◆ Records provided:
-=-=-
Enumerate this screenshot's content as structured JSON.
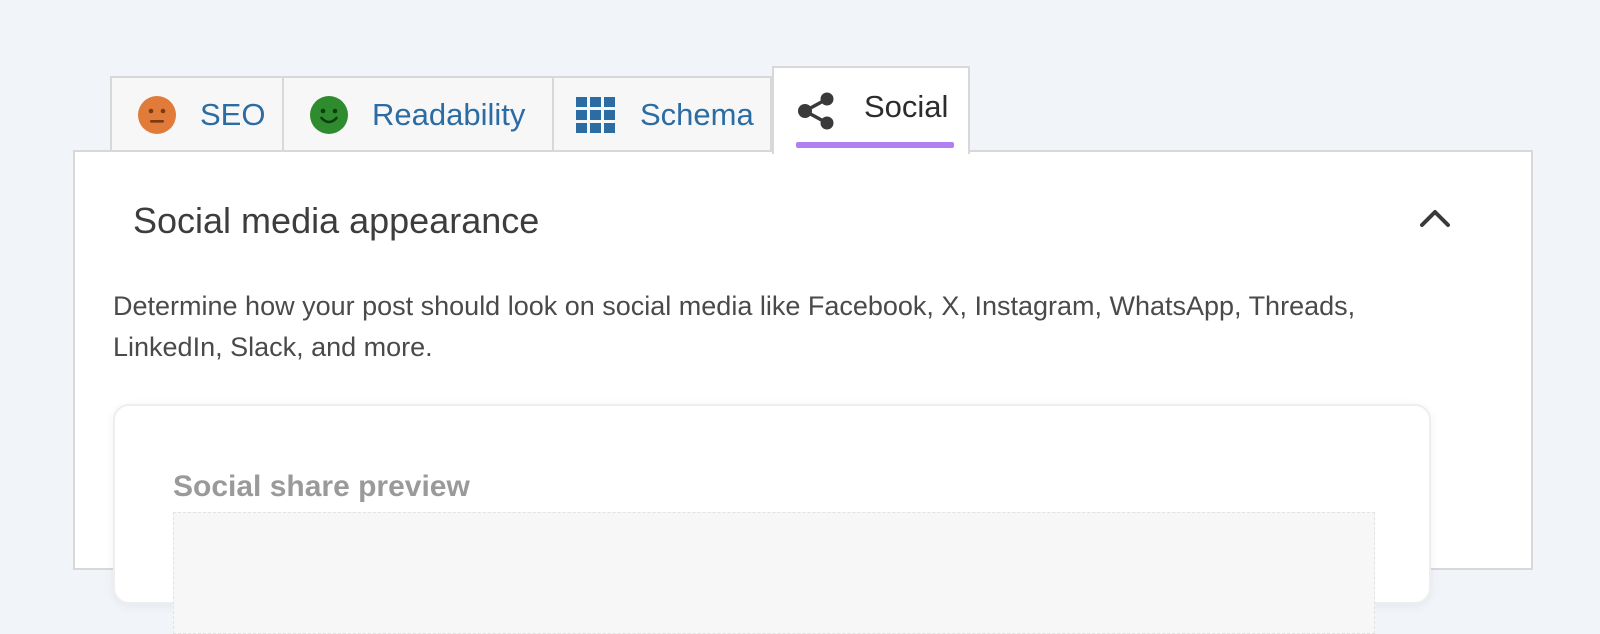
{
  "tabs": [
    {
      "label": "SEO",
      "icon": "neutral-face-icon",
      "icon_color": "#e07b39"
    },
    {
      "label": "Readability",
      "icon": "smiley-face-icon",
      "icon_color": "#2e8b2e"
    },
    {
      "label": "Schema",
      "icon": "grid-icon",
      "icon_color": "#2b6ca3"
    },
    {
      "label": "Social",
      "icon": "share-icon",
      "icon_color": "#3a3a3a",
      "active": true
    }
  ],
  "colors": {
    "active_underline": "#b27ff0",
    "link": "#2b6ca3",
    "background": "#f1f4f8"
  },
  "panel": {
    "title": "Social media appearance",
    "collapse_icon": "chevron-up-icon",
    "description": "Determine how your post should look on social media like Facebook, X, Instagram, WhatsApp, Threads, LinkedIn, Slack, and more.",
    "preview": {
      "title": "Social share preview"
    }
  }
}
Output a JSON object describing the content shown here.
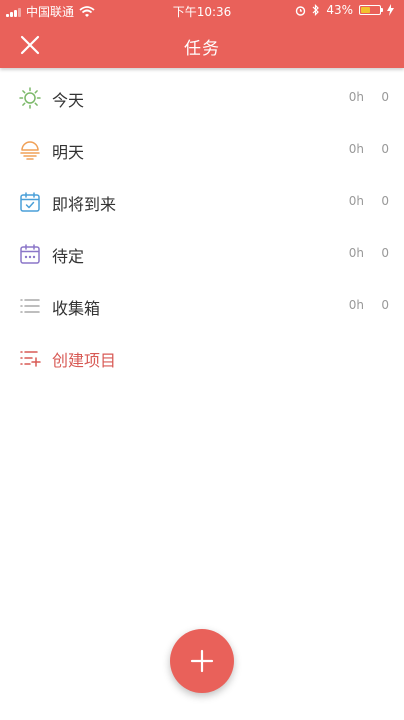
{
  "status_bar": {
    "carrier": "中国联通",
    "time": "下午10:36",
    "battery": "43%",
    "battery_level": 0.43
  },
  "header": {
    "title": "任务",
    "close_icon": "close-icon"
  },
  "tasks": [
    {
      "label": "今天",
      "hours": "0h",
      "count": "0",
      "icon": "sun-icon",
      "color": "#7cb96a"
    },
    {
      "label": "明天",
      "hours": "0h",
      "count": "0",
      "icon": "sunrise-icon",
      "color": "#f0a056"
    },
    {
      "label": "即将到来",
      "hours": "0h",
      "count": "0",
      "icon": "calendar-check-icon",
      "color": "#4a9fd8"
    },
    {
      "label": "待定",
      "hours": "0h",
      "count": "0",
      "icon": "calendar-dots-icon",
      "color": "#8b76c8"
    },
    {
      "label": "收集箱",
      "hours": "0h",
      "count": "0",
      "icon": "list-icon",
      "color": "#a8a8a8"
    }
  ],
  "create_project": {
    "label": "创建项目",
    "icon": "list-add-icon",
    "color": "#d85a55"
  },
  "fab": {
    "icon": "plus-icon"
  },
  "colors": {
    "accent": "#e9615a"
  }
}
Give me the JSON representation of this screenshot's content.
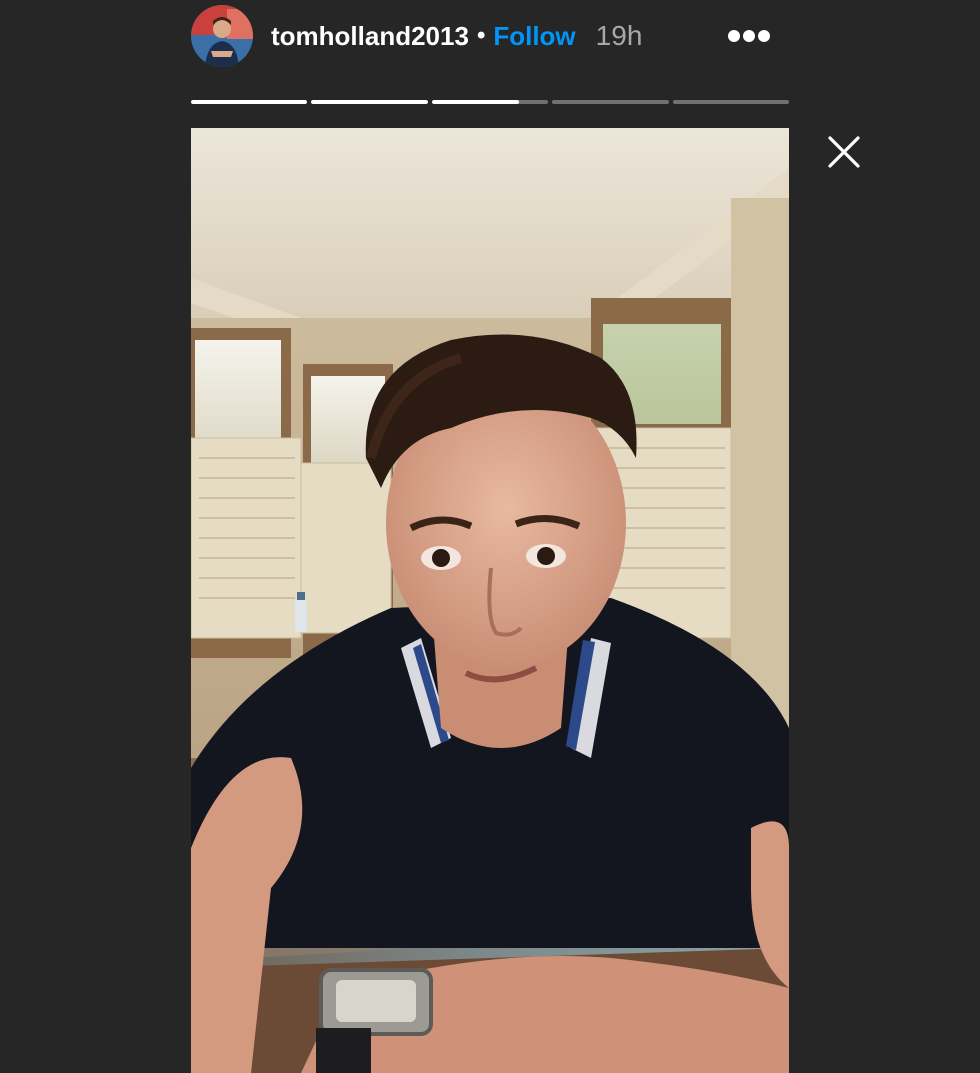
{
  "story": {
    "username": "tomholland2013",
    "separator": "•",
    "follow_label": "Follow",
    "time_ago": "19h"
  },
  "progress": {
    "segments": [
      1,
      1,
      0.75,
      0,
      0
    ]
  },
  "icons": {
    "avatar": "profile-avatar",
    "more": "more-options-icon",
    "close": "close-icon"
  },
  "colors": {
    "background": "#262626",
    "follow": "#0095f6",
    "time": "#a8a8a8"
  }
}
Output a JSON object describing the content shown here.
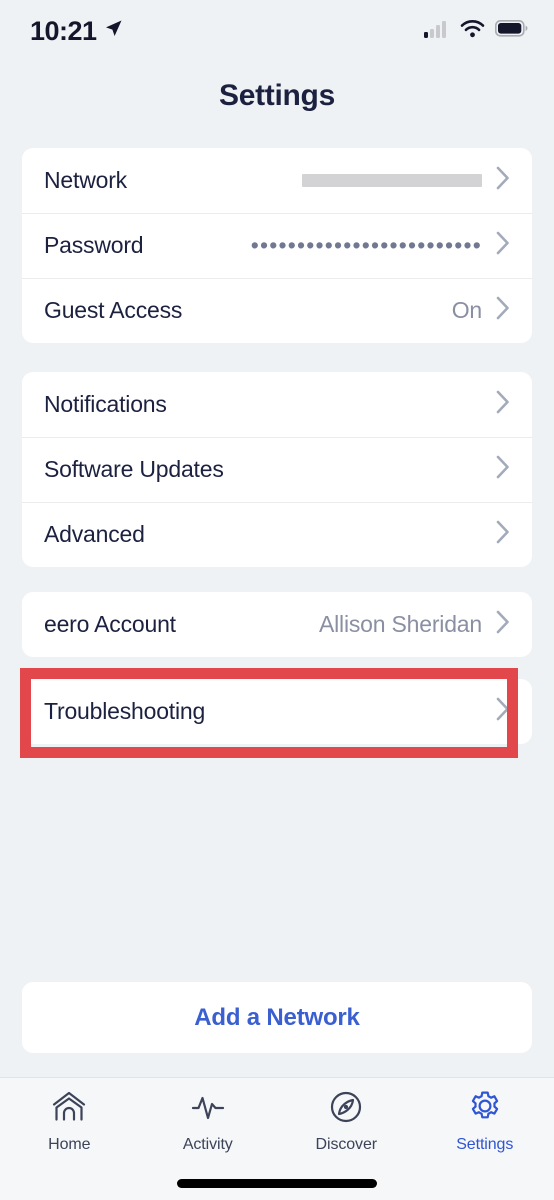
{
  "status_bar": {
    "time": "10:21",
    "location_icon": "location-arrow-icon",
    "cellular_icon": "cellular-signal-icon",
    "wifi_icon": "wifi-icon",
    "battery_icon": "battery-icon"
  },
  "header": {
    "title": "Settings"
  },
  "groups": [
    {
      "name": "network-group",
      "rows": [
        {
          "label": "Network",
          "value": "",
          "value_type": "redacted"
        },
        {
          "label": "Password",
          "value": "•••••••••••••••••••••••••",
          "value_type": "dots"
        },
        {
          "label": "Guest Access",
          "value": "On",
          "value_type": "text"
        }
      ]
    },
    {
      "name": "system-group",
      "rows": [
        {
          "label": "Notifications",
          "value": "",
          "value_type": "none"
        },
        {
          "label": "Software Updates",
          "value": "",
          "value_type": "none"
        },
        {
          "label": "Advanced",
          "value": "",
          "value_type": "none"
        }
      ]
    },
    {
      "name": "account-group",
      "rows": [
        {
          "label": "eero Account",
          "value": "Allison Sheridan",
          "value_type": "text"
        }
      ]
    },
    {
      "name": "troubleshooting-group",
      "rows": [
        {
          "label": "Troubleshooting",
          "value": "",
          "value_type": "none"
        }
      ]
    }
  ],
  "annotation": {
    "target": "Troubleshooting",
    "color": "#e2484b"
  },
  "add_network": {
    "label": "Add a Network",
    "color": "#3a5fd0"
  },
  "tab_bar": {
    "active": "Settings",
    "active_color": "#2f55d4",
    "inactive_color": "#3d4358",
    "items": [
      {
        "label": "Home",
        "icon": "home-icon"
      },
      {
        "label": "Activity",
        "icon": "activity-pulse-icon"
      },
      {
        "label": "Discover",
        "icon": "discover-compass-icon"
      },
      {
        "label": "Settings",
        "icon": "gear-icon"
      }
    ]
  },
  "colors": {
    "background": "#eff2f4",
    "card": "#ffffff",
    "primary_text": "#1c2140",
    "secondary_text": "#8a8fa3",
    "chevron": "#a3abbb",
    "divider": "#ececef"
  }
}
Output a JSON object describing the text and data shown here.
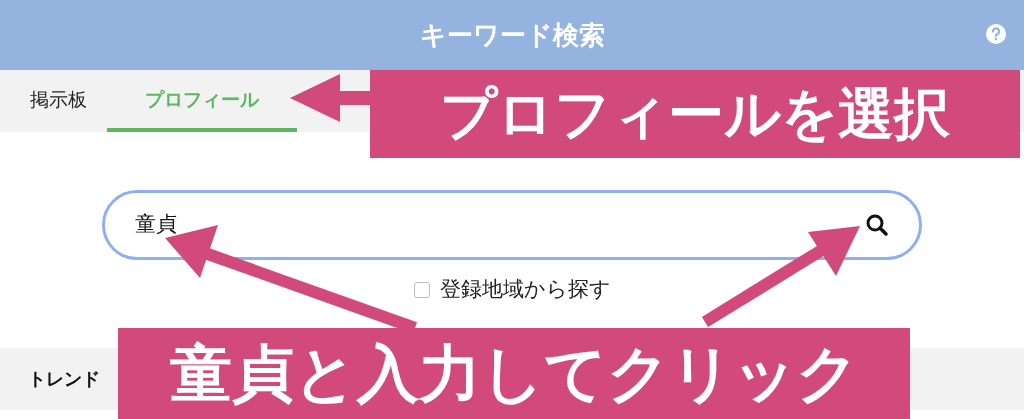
{
  "header": {
    "title": "キーワード検索"
  },
  "tabs": [
    {
      "label": "掲示板",
      "selected": false
    },
    {
      "label": "プロフィール",
      "selected": true
    }
  ],
  "search": {
    "value": "童貞"
  },
  "region_option": {
    "label": "登録地域から探す",
    "checked": false
  },
  "trend": {
    "title": "トレンド"
  },
  "annotations": [
    {
      "text": "プロフィールを選択"
    },
    {
      "text": "童貞と入力してクリック"
    }
  ]
}
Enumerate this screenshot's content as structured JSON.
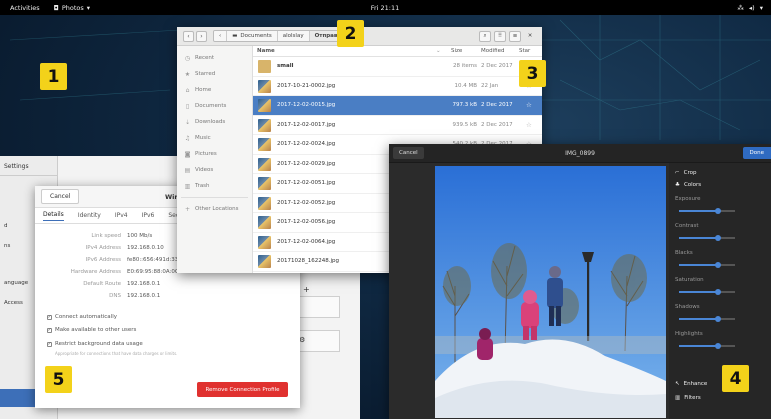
{
  "topbar": {
    "activities": "Activities",
    "app_name": "Photos",
    "clock": "Fri 21:11"
  },
  "markers": [
    "1",
    "2",
    "3",
    "4",
    "5"
  ],
  "settings": {
    "sidebar_title": "Settings",
    "sidebar_items": [
      "d",
      "ns",
      "anguage",
      "Access"
    ],
    "wifi_plus": "+"
  },
  "wired": {
    "cancel": "Cancel",
    "title": "Wired",
    "tabs": [
      "Details",
      "Identity",
      "IPv4",
      "IPv6",
      "Secu"
    ],
    "details": [
      {
        "k": "Link speed",
        "v": "100 Mb/s"
      },
      {
        "k": "IPv4 Address",
        "v": "192.168.0.10"
      },
      {
        "k": "IPv6 Address",
        "v": "fe80::656:491d:333:fe89"
      },
      {
        "k": "Hardware Address",
        "v": "E0:69:95:88:0A:0C"
      },
      {
        "k": "Default Route",
        "v": "192.168.0.1"
      },
      {
        "k": "DNS",
        "v": "192.168.0.1"
      }
    ],
    "checks": [
      {
        "label": "Connect automatically",
        "checked": true
      },
      {
        "label": "Make available to other users",
        "checked": true
      },
      {
        "label": "Restrict background data usage",
        "checked": true
      }
    ],
    "restrict_sub": "Appropriate for connections that have data charges or limits.",
    "remove_button": "Remove Connection Profile"
  },
  "files": {
    "breadcrumbs": [
      "Documents",
      "alolslay",
      "Отправка"
    ],
    "sidebar": [
      "Recent",
      "Starred",
      "Home",
      "Documents",
      "Downloads",
      "Music",
      "Pictures",
      "Videos",
      "Trash",
      "Other Locations"
    ],
    "columns": {
      "name": "Name",
      "size": "Size",
      "modified": "Modified",
      "star": "Star"
    },
    "rows": [
      {
        "name": "small",
        "size": "28 items",
        "modified": "2 Dec 2017",
        "folder": true,
        "selected": false
      },
      {
        "name": "2017-10-21-0002.jpg",
        "size": "10.4 MB",
        "modified": "22 Jan",
        "folder": false,
        "selected": false
      },
      {
        "name": "2017-12-02-0015.jpg",
        "size": "797.3 kB",
        "modified": "2 Dec 2017",
        "folder": false,
        "selected": true
      },
      {
        "name": "2017-12-02-0017.jpg",
        "size": "939.5 kB",
        "modified": "2 Dec 2017",
        "folder": false,
        "selected": false
      },
      {
        "name": "2017-12-02-0024.jpg",
        "size": "540.2 kB",
        "modified": "2 Dec 2017",
        "folder": false,
        "selected": false
      },
      {
        "name": "2017-12-02-0029.jpg",
        "size": "",
        "modified": "",
        "folder": false,
        "selected": false
      },
      {
        "name": "2017-12-02-0051.jpg",
        "size": "",
        "modified": "",
        "folder": false,
        "selected": false
      },
      {
        "name": "2017-12-02-0052.jpg",
        "size": "",
        "modified": "",
        "folder": false,
        "selected": false
      },
      {
        "name": "2017-12-02-0056.jpg",
        "size": "",
        "modified": "",
        "folder": false,
        "selected": false
      },
      {
        "name": "2017-12-02-0064.jpg",
        "size": "",
        "modified": "",
        "folder": false,
        "selected": false
      },
      {
        "name": "20171028_162248.jpg",
        "size": "",
        "modified": "",
        "folder": false,
        "selected": false
      }
    ]
  },
  "editor": {
    "cancel": "Cancel",
    "title": "IMG_0899",
    "done": "Done",
    "tools": [
      "Crop",
      "Colors"
    ],
    "adjustments": [
      {
        "label": "Exposure",
        "value": 0.7
      },
      {
        "label": "Contrast",
        "value": 0.7
      },
      {
        "label": "Blacks",
        "value": 0.7
      },
      {
        "label": "Saturation",
        "value": 0.7
      },
      {
        "label": "Shadows",
        "value": 0.7
      },
      {
        "label": "Highlights",
        "value": 0.7
      }
    ],
    "bottom_tools": [
      "Enhance",
      "Filters"
    ]
  },
  "colors": {
    "accent": "#3d6fb8",
    "marker": "#f3d21a",
    "remove": "#e0312f"
  }
}
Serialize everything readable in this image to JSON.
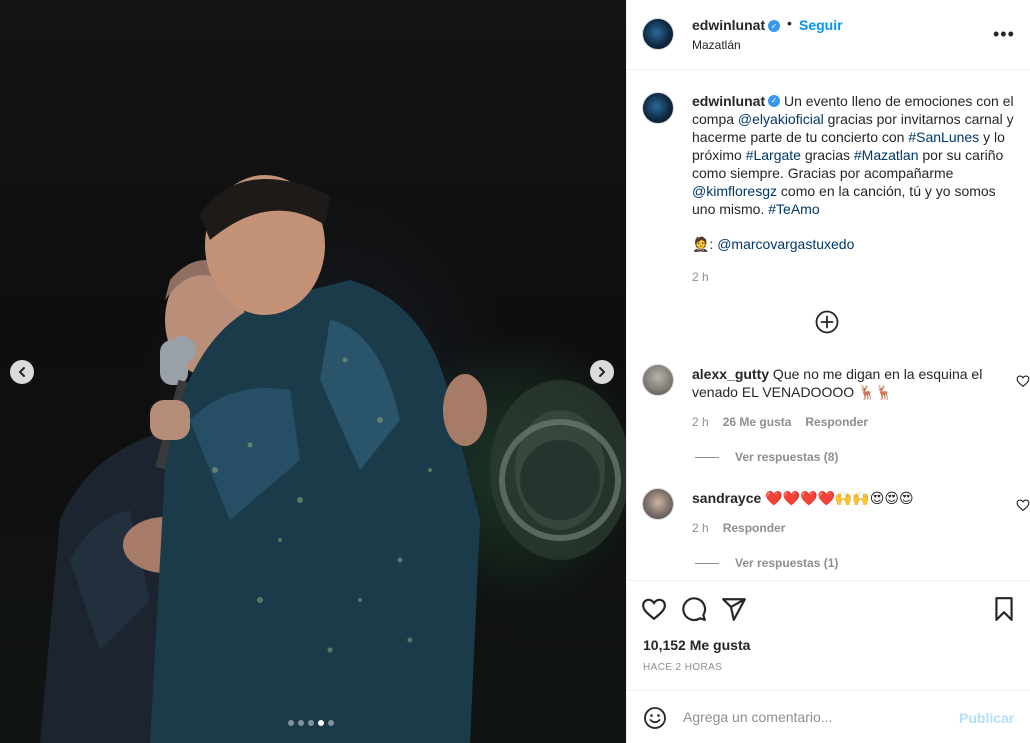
{
  "post": {
    "username": "edwinlunat",
    "follow_label": "Seguir",
    "separator": "•",
    "location": "Mazatlán",
    "more_icon": "more-options-icon"
  },
  "caption": {
    "username": "edwinlunat",
    "t1": " Un evento lleno de emociones con el compa ",
    "mention1": "@elyakioficial",
    "t2": " gracias por invitarnos carnal y hacerme parte de tu concierto con ",
    "tag1": "#SanLunes",
    "t3": " y lo próximo ",
    "tag2": "#Largate",
    "t4": " gracias ",
    "tag3": "#Mazatlan",
    "t5": " por su cariño como siempre. Gracias por acompañarme ",
    "mention2": "@kimfloresgz",
    "t6": " como en la canción, tú y yo somos uno mismo. ",
    "tag4": "#TeAmo",
    "credit_emoji": "🤵",
    "credit_sep": ": ",
    "credit_mention": "@marcovargastuxedo",
    "time": "2 h"
  },
  "comments": [
    {
      "username": "alexx_gutty",
      "text": " Que no me digan en la esquina el venado EL VENADOOOO 🦌🦌",
      "time": "2 h",
      "likes": "26 Me gusta",
      "reply": "Responder",
      "view_replies": "Ver respuestas (8)"
    },
    {
      "username": "sandrayce",
      "text": " ❤️❤️❤️❤️🙌🙌😍😍😍",
      "time": "2 h",
      "reply": "Responder",
      "view_replies": "Ver respuestas (1)"
    }
  ],
  "stats": {
    "likes": "10,152 Me gusta",
    "posted": "HACE 2 HORAS"
  },
  "add_comment": {
    "placeholder": "Agrega un comentario...",
    "publish": "Publicar"
  },
  "carousel": {
    "count": 5,
    "active_index": 3
  },
  "colors": {
    "accent": "#0095f6",
    "link": "#00376b",
    "verified": "#3897f0",
    "muted": "#8e8e8e",
    "publish_disabled": "#b2dffc"
  }
}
-=-=-
◆ Short exercise: Pull out every line of the records above that contains the word "accent".

◆ Solution to this task:
    "accent": "#e9615a"
    "accent": "#3d6fb8",
    "accent": "#0095f6",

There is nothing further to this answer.